Directions for this task: Please list all lines of the material below in which the string "گرگان" occurs.

Start of Data extract

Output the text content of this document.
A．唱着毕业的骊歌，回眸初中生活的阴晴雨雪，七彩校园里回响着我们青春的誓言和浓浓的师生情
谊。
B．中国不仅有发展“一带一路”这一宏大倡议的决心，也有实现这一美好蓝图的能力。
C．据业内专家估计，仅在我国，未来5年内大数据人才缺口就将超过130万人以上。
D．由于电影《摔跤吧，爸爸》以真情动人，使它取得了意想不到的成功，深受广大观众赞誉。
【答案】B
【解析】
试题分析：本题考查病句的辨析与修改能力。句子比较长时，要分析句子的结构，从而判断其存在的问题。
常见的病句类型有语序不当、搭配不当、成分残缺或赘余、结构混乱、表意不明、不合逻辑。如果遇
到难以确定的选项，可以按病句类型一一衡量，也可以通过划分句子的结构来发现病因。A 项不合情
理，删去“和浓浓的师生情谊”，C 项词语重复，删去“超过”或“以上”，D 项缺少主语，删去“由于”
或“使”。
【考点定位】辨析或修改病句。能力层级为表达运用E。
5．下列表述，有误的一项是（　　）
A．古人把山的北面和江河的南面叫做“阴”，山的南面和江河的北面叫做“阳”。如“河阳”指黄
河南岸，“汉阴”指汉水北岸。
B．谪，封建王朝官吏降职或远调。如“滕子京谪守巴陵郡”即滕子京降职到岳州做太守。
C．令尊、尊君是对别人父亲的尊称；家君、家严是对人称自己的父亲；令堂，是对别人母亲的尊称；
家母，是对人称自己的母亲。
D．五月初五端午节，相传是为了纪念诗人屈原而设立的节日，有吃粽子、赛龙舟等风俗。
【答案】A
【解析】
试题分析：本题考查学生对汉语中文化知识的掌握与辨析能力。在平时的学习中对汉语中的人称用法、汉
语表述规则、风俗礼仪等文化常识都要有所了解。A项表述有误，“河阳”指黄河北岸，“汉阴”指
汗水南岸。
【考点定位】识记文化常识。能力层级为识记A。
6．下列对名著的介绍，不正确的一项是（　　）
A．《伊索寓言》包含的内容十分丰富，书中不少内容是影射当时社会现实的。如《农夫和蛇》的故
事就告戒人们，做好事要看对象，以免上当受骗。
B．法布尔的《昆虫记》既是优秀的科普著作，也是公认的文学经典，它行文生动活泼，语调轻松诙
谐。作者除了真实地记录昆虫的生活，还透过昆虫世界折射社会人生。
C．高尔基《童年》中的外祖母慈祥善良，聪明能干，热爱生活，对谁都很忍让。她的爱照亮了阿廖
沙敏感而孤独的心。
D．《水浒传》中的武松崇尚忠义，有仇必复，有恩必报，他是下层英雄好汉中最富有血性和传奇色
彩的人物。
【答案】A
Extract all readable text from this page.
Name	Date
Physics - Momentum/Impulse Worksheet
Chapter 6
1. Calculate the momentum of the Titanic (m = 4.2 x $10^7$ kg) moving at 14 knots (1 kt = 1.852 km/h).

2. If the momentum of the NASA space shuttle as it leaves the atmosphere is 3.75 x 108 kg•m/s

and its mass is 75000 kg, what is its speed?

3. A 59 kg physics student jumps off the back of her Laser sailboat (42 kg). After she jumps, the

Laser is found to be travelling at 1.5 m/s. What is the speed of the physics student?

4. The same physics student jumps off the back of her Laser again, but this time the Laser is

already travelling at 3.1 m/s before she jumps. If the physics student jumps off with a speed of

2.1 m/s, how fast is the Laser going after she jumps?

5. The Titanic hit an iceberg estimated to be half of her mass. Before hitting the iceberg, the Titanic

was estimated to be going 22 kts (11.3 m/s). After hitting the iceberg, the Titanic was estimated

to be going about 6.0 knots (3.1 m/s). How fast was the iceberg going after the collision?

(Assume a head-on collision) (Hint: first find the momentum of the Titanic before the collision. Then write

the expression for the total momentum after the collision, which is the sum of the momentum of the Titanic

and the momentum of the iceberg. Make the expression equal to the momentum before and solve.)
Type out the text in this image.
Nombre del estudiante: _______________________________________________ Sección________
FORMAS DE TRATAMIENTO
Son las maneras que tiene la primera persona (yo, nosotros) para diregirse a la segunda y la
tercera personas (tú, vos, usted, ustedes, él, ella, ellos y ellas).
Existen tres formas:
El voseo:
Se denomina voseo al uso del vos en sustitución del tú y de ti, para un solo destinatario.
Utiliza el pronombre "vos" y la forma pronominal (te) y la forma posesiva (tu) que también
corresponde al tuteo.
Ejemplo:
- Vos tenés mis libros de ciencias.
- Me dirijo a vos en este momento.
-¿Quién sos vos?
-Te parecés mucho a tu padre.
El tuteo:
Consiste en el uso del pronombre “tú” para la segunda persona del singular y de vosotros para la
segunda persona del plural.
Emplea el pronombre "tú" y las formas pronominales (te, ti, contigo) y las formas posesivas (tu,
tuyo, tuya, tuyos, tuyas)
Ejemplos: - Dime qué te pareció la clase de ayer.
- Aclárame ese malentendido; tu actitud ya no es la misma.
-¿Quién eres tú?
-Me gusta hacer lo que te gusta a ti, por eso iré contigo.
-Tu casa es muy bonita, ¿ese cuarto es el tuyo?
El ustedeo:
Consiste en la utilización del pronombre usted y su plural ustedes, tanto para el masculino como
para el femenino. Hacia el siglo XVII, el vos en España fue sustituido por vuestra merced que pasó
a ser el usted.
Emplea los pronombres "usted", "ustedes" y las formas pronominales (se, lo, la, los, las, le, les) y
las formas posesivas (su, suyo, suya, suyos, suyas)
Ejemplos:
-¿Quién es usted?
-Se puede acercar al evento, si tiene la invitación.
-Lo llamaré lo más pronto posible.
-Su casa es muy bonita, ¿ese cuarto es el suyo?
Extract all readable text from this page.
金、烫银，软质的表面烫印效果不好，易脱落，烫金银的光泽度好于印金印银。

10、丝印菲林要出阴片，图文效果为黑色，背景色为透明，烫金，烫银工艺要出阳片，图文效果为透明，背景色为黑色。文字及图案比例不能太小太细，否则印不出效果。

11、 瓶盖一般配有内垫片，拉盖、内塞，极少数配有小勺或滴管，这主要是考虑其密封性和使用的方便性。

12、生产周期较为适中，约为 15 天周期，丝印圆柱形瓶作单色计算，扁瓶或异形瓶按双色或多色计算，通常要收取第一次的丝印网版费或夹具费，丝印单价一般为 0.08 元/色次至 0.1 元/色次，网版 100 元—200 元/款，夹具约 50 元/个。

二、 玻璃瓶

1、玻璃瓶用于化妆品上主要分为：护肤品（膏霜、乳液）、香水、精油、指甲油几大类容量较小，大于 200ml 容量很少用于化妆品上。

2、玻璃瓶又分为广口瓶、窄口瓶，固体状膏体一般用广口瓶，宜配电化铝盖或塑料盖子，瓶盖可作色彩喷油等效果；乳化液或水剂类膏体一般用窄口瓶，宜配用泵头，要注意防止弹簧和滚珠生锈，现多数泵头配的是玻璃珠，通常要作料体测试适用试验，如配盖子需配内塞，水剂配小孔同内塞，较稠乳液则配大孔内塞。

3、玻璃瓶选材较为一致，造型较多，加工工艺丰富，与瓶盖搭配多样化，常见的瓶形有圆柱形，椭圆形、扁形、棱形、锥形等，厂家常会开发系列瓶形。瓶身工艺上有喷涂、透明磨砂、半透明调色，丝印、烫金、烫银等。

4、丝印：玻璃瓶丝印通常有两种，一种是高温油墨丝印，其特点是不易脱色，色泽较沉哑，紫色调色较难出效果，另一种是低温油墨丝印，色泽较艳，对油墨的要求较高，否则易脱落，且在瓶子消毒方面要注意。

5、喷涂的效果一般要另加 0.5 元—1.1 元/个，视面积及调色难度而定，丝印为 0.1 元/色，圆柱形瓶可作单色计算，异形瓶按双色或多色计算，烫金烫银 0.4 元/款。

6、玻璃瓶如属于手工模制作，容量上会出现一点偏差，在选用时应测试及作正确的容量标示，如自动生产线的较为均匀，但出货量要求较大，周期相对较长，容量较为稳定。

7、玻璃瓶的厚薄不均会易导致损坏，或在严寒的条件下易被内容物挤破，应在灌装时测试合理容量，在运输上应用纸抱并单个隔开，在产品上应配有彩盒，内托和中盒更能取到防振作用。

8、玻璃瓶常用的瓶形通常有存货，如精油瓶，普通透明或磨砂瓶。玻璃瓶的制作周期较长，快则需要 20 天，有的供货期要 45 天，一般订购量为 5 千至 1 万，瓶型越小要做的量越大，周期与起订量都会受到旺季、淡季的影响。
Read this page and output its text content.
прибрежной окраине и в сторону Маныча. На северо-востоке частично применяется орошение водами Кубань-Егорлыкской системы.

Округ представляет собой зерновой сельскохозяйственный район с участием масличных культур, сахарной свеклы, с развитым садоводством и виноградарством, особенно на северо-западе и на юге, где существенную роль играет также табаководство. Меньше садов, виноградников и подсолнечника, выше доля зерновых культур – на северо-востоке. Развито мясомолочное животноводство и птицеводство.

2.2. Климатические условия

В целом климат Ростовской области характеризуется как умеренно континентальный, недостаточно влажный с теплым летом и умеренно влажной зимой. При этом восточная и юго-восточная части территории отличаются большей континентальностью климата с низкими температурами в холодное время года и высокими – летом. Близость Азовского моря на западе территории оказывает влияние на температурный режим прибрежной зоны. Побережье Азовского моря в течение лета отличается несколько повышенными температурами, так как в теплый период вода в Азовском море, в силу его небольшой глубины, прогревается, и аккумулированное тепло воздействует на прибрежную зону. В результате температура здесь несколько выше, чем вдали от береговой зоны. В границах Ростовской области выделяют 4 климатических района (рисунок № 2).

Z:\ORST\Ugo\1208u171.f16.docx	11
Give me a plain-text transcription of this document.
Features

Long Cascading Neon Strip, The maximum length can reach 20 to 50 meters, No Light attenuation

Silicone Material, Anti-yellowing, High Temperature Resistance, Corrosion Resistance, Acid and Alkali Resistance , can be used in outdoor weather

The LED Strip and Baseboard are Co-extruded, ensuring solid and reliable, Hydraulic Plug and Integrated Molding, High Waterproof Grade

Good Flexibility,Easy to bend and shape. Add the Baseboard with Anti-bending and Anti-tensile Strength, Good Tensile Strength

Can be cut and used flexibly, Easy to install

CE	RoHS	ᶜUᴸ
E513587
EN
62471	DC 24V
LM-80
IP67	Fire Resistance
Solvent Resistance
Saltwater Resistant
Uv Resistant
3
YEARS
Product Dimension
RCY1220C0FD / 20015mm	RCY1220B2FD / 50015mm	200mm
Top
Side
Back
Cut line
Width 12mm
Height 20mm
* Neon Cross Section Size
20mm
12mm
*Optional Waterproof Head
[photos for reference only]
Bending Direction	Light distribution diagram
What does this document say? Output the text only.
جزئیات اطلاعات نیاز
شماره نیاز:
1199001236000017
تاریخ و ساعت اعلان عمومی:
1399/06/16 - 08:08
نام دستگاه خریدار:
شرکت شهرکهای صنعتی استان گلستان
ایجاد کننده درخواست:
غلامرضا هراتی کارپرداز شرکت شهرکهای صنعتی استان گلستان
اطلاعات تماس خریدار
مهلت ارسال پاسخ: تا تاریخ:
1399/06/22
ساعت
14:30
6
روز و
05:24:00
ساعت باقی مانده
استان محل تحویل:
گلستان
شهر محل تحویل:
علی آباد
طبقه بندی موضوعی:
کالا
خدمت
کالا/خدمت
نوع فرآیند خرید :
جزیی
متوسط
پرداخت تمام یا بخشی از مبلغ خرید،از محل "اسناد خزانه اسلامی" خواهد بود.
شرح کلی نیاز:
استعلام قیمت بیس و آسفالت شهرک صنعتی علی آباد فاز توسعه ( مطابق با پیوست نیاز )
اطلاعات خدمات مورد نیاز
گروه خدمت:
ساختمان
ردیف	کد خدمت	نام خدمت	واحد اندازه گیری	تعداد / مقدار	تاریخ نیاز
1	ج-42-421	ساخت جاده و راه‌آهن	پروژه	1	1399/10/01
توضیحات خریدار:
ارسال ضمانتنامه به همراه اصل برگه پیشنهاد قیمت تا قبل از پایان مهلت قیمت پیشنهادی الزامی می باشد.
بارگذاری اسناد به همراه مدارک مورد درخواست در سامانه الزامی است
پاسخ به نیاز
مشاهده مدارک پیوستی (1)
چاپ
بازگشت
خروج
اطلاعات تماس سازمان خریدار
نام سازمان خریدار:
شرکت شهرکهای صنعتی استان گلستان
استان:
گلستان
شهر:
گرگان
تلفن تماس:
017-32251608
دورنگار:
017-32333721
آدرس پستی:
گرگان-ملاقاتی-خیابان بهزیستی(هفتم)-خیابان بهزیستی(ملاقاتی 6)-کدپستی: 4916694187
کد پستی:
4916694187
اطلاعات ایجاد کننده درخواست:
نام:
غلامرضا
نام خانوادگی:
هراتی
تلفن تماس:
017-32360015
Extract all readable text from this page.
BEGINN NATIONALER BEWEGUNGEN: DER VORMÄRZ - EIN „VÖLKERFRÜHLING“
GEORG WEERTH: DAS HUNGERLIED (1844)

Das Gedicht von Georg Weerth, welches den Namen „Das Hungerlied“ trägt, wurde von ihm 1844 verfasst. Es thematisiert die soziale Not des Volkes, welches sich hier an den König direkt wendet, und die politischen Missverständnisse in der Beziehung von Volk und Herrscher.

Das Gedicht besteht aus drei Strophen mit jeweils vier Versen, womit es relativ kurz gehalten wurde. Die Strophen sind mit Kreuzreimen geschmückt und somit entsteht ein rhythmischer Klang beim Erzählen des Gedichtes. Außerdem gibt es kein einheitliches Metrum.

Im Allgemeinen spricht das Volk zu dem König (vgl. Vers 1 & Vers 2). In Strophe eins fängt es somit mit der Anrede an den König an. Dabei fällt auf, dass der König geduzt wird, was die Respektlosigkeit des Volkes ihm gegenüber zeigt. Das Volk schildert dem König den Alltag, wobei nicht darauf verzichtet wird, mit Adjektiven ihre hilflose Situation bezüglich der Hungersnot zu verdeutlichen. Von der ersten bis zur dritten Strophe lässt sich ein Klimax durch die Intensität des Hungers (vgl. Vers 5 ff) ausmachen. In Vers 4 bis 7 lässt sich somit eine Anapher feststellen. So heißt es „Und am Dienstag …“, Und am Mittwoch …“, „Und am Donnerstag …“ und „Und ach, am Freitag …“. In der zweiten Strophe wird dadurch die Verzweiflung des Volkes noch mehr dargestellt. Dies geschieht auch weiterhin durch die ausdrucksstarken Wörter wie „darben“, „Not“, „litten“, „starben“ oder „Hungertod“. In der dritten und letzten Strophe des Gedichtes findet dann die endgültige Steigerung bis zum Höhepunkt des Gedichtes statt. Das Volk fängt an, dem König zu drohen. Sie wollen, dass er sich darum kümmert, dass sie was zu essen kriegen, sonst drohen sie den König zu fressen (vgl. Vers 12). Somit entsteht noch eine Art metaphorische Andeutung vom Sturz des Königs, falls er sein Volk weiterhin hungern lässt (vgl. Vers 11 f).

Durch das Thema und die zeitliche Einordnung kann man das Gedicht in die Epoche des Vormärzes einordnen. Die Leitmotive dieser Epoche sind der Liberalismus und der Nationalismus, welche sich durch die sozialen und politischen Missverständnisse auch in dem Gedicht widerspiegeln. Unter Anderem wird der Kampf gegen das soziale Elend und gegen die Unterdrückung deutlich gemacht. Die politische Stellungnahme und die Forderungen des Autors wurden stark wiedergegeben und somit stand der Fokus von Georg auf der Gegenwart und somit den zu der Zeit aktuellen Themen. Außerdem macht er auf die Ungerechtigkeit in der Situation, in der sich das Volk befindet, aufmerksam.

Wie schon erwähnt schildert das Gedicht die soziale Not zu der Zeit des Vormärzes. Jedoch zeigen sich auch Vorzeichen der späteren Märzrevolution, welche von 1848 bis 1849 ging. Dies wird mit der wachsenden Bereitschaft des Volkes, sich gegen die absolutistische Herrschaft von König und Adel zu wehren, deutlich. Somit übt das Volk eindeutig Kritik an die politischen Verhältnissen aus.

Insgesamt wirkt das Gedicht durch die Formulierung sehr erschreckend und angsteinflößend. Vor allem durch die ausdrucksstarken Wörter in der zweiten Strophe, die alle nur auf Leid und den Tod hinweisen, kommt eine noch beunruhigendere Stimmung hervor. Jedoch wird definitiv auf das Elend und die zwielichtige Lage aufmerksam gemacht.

End of Data extract

Solved problem:
گرگان
گرگان-ملاقاتی-خیابان بهزیستی(هفتم)-خیابان بهزیستی(ملاقاتی 6)-کدپستی: 4916694187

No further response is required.